▶ **Set exercise**: Find the lines that contain the word "Block" and copy each one.

▶ **Stored data**:
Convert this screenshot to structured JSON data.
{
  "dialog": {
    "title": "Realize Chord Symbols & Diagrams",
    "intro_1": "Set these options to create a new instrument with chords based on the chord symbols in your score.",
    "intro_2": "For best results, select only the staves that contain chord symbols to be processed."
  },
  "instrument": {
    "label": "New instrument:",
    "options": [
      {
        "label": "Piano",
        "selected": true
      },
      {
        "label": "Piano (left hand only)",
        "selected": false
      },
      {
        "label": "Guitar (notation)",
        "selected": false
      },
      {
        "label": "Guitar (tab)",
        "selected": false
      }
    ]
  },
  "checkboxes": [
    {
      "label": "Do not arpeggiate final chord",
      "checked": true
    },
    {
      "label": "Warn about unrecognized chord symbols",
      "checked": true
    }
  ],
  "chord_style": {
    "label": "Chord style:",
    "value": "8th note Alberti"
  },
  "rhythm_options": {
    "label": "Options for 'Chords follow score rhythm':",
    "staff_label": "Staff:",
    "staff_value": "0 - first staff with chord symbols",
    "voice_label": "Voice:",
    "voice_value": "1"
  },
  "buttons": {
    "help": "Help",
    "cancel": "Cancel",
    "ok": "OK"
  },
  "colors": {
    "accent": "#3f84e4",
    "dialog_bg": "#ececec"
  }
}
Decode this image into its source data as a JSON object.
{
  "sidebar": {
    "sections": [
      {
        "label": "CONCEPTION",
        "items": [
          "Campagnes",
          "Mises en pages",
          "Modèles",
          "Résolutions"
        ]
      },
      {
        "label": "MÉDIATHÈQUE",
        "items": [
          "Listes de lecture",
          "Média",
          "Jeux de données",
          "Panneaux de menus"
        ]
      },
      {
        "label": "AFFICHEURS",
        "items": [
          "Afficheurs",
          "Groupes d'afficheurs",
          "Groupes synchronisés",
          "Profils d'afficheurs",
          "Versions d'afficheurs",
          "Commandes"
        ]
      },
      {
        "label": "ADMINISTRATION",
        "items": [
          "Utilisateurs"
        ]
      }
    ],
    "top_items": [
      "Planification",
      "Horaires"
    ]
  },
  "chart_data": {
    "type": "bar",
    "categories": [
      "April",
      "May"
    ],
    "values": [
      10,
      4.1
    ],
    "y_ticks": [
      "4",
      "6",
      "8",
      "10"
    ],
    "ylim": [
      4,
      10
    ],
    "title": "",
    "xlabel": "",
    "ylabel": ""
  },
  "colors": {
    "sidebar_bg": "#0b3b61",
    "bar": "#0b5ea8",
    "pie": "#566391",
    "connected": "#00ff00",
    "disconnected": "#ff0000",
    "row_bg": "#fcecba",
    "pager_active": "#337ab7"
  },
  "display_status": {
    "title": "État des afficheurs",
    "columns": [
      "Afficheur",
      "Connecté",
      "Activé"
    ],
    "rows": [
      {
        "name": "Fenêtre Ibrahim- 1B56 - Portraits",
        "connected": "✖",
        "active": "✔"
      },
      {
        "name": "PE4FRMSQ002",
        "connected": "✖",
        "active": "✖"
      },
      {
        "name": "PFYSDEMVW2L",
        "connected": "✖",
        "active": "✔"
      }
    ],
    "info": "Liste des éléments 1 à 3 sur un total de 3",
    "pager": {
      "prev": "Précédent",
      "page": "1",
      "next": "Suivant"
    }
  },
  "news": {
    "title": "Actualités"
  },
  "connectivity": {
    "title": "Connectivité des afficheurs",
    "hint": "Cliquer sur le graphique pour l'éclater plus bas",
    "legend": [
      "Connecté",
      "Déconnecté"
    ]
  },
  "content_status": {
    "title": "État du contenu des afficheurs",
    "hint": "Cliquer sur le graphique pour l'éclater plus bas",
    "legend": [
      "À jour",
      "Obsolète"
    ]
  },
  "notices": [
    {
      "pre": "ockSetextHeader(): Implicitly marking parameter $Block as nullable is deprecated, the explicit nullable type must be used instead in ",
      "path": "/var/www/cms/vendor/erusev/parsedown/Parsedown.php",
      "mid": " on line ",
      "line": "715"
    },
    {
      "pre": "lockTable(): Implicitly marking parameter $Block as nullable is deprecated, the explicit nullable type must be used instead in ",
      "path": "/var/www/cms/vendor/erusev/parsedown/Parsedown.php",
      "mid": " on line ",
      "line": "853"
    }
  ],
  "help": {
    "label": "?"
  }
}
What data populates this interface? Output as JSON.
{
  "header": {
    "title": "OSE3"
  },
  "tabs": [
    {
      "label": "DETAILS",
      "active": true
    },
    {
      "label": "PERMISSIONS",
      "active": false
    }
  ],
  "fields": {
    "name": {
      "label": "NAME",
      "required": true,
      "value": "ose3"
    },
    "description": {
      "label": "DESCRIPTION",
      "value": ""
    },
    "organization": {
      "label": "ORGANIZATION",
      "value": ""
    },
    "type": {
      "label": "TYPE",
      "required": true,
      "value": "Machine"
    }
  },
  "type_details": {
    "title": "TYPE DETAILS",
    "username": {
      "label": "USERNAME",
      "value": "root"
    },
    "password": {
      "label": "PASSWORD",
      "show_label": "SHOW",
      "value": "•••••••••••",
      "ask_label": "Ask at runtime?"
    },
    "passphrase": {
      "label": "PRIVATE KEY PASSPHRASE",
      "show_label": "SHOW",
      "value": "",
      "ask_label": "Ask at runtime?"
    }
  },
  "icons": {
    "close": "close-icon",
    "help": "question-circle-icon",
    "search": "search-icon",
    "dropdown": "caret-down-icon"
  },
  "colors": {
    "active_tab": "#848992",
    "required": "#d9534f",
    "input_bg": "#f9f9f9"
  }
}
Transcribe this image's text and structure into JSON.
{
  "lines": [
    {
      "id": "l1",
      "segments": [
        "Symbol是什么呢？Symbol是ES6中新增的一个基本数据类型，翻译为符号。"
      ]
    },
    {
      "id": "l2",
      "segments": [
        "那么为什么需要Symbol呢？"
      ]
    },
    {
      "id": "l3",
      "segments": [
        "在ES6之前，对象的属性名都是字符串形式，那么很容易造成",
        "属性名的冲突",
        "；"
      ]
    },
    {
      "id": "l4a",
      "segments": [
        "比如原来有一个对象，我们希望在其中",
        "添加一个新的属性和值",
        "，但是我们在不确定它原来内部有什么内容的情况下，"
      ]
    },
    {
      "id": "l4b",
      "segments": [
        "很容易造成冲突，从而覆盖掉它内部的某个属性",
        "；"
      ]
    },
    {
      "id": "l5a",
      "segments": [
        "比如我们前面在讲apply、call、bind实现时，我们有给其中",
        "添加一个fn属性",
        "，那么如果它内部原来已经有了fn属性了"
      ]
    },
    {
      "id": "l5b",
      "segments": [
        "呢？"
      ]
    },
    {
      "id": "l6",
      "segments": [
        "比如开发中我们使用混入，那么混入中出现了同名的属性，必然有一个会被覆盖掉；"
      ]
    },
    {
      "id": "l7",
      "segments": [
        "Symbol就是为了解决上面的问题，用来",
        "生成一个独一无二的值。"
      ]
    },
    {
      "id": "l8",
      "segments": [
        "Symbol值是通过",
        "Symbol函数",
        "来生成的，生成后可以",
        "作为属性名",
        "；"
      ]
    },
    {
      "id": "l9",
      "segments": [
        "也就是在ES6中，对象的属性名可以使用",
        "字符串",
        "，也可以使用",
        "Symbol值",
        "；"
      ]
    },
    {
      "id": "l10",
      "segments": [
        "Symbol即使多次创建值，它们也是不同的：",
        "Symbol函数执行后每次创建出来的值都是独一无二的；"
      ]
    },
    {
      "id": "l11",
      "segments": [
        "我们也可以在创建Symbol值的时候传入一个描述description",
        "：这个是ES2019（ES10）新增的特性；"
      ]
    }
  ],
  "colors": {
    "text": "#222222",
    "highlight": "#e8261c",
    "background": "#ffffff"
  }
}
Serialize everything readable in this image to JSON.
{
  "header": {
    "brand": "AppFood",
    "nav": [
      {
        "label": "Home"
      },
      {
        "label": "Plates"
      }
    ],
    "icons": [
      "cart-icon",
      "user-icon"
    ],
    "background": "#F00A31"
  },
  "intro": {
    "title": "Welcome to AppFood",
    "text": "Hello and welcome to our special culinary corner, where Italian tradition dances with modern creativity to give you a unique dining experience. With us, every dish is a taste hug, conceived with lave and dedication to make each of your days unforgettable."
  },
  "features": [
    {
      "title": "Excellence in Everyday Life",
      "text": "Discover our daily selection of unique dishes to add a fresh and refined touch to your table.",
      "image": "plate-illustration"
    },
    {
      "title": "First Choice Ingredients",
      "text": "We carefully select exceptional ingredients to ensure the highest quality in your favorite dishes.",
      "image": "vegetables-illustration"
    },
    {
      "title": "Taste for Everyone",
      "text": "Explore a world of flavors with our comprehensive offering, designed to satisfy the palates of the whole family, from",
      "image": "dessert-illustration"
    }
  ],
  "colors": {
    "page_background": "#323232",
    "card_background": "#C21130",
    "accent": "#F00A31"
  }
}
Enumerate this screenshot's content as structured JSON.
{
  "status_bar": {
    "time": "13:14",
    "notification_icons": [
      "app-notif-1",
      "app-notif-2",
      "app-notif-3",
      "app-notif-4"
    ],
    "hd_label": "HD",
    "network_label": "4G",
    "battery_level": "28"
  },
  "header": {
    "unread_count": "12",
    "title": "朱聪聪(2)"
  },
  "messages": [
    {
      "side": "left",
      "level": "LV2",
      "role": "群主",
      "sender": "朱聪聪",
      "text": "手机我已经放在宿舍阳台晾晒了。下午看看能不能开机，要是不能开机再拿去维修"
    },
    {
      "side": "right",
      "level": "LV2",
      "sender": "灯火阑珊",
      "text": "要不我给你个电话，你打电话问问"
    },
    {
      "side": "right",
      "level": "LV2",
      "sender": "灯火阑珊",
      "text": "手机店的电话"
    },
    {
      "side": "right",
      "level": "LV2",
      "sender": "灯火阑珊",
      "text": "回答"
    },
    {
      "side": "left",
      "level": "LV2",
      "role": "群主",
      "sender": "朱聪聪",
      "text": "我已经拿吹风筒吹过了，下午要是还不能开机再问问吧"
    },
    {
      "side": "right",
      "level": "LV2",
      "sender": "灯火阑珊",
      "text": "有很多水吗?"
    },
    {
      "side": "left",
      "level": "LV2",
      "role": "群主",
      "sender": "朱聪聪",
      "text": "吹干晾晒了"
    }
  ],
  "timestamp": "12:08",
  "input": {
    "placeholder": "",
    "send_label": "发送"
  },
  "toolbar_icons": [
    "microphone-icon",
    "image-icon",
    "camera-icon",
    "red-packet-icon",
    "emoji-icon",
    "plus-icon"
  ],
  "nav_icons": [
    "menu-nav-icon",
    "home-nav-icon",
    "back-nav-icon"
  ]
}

▶ **Output**:
      "pre": "ockSetextHeader(): Implicitly marking parameter $Block as nullable is deprecated, the explicit nullable type must be used instead in ",
      "pre": "lockTable(): Implicitly marking parameter $Block as nullable is deprecated, the explicit nullable type must be used instead in ",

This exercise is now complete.